# What to do:
Count every line where "Mesh" shows up, and give that number only.
-- start Provided entries --
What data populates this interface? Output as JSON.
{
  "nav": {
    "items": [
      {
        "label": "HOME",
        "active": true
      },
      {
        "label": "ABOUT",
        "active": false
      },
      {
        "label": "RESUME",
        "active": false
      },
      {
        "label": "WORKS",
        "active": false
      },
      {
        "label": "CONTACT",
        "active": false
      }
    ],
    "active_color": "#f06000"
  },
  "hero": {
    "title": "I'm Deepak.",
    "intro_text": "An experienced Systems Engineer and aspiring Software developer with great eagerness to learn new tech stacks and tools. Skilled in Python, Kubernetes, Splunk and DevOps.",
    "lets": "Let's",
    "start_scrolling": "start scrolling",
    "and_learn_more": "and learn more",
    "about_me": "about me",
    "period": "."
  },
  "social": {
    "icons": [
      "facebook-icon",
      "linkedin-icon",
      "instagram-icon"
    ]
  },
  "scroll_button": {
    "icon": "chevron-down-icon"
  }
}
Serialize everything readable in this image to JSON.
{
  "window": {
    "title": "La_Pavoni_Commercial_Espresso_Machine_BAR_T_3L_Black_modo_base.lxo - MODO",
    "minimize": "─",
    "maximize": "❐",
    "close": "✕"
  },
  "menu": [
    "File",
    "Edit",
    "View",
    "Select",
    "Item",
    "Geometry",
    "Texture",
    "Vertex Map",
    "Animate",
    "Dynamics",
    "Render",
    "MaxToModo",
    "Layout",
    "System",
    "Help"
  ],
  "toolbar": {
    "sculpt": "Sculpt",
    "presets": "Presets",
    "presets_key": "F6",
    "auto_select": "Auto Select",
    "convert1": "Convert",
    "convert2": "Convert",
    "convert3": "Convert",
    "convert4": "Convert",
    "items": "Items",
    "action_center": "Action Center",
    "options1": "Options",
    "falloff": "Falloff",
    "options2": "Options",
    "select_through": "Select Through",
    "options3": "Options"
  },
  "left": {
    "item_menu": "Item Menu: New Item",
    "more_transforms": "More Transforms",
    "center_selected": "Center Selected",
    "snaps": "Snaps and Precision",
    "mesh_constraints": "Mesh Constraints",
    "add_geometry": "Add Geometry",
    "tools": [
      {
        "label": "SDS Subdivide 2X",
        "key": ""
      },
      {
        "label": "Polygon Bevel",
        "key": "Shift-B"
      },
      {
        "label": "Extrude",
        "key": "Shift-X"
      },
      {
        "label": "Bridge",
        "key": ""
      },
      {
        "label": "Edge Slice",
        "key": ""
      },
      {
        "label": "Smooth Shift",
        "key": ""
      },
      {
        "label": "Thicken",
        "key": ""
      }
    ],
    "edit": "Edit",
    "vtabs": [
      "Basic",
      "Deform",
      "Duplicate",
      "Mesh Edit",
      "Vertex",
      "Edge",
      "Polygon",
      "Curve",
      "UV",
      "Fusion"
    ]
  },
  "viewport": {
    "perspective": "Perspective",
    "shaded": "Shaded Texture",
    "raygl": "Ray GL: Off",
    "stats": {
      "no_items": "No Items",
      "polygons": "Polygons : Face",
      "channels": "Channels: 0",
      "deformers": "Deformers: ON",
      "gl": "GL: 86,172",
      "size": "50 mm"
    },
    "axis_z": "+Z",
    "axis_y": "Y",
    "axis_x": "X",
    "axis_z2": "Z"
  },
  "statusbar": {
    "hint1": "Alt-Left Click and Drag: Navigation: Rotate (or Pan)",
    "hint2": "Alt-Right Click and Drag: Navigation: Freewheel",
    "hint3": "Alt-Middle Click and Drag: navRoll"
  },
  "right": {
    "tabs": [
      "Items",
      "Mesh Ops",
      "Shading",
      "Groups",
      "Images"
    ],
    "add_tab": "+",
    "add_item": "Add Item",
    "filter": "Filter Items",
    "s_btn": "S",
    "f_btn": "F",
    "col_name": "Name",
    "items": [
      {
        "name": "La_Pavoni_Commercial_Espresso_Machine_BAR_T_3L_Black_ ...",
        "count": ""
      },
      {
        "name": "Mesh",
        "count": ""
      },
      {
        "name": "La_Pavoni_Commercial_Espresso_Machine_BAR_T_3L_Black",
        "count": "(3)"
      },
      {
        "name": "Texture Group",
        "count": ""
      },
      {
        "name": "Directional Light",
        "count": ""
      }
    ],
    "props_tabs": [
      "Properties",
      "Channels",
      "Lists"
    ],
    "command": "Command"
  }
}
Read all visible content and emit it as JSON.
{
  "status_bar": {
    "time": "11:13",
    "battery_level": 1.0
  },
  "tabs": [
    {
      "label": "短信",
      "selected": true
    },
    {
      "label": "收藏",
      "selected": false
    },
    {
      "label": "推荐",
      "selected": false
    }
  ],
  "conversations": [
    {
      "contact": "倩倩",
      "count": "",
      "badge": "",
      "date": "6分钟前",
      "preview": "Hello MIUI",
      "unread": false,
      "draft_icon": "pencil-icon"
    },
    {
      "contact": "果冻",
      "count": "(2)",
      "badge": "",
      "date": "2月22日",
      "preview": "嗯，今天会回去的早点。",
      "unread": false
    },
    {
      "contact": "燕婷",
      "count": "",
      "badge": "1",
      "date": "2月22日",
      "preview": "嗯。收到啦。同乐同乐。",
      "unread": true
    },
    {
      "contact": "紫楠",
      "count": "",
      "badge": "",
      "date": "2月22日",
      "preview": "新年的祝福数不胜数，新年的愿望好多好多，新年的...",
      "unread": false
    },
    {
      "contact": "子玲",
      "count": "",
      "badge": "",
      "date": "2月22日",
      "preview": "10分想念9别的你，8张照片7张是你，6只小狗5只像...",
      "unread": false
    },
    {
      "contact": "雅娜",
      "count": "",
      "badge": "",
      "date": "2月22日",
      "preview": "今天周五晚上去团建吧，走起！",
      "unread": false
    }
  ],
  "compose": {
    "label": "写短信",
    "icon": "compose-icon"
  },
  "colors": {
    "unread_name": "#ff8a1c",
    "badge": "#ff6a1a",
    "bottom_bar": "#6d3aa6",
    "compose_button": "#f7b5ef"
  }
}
-- end Provided entries --
# Written reply:
4